AIM
Images are not part of the copy; transcribe all the data exactly.

DATASET EXCERPTS
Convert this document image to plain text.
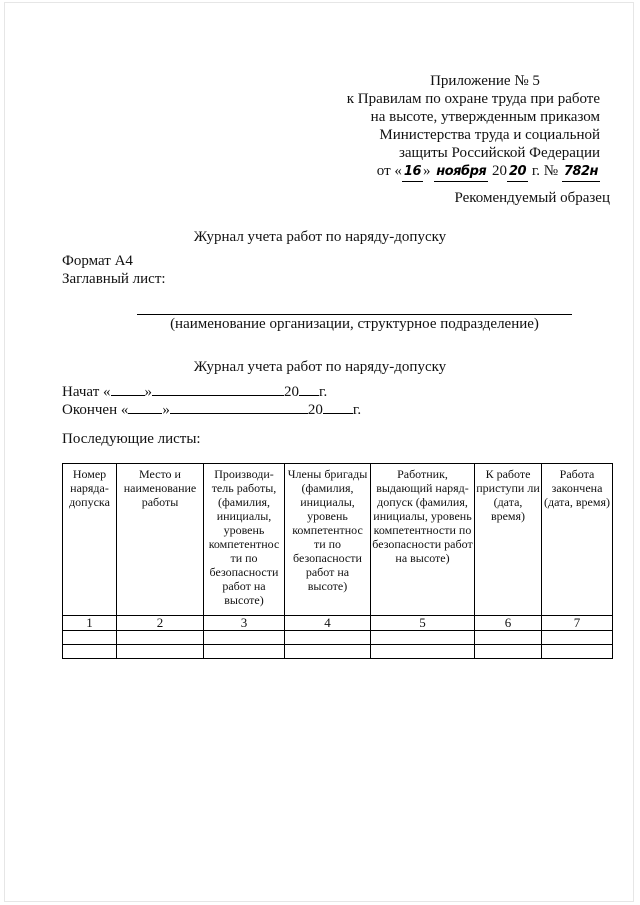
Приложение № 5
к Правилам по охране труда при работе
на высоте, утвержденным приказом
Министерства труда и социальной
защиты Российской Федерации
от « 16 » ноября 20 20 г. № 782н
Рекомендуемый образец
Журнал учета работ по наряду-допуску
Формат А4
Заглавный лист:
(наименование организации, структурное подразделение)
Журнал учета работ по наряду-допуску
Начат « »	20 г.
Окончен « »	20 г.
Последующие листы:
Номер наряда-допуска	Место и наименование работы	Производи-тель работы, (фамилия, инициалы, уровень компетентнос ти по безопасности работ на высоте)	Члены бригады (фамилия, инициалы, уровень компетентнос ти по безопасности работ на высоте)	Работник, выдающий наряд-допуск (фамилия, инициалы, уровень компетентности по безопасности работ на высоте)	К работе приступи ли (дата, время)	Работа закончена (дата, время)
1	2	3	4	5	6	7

THE ANSWER
Convert this document image to plain text.
Приложение № 5
к Правилам по охране труда при работе
на высоте, утвержденным приказом
Министерства труда и социальной
защиты Российской Федерации
от « 16 » ноября 20 20 г. № 782н
Рекомендуемый образец
Журнал учета работ по наряду-допуску
Формат А4
Заглавный лист:
(наименование организации, структурное подразделение)
Журнал учета работ по наряду-допуску
Начат « »	20 г.
Окончен « »	20 г.
Последующие листы:
Номер наряда-допуска	Место и наименование работы	Производи-тель работы, (фамилия, инициалы, уровень компетентнос ти по безопасности работ на высоте)	Члены бригады (фамилия, инициалы, уровень компетентнос ти по безопасности работ на высоте)	Работник, выдающий наряд-допуск (фамилия, инициалы, уровень компетентности по безопасности работ на высоте)	К работе приступи ли (дата, время)	Работа закончена (дата, время)
1	2	3	4	5	6	7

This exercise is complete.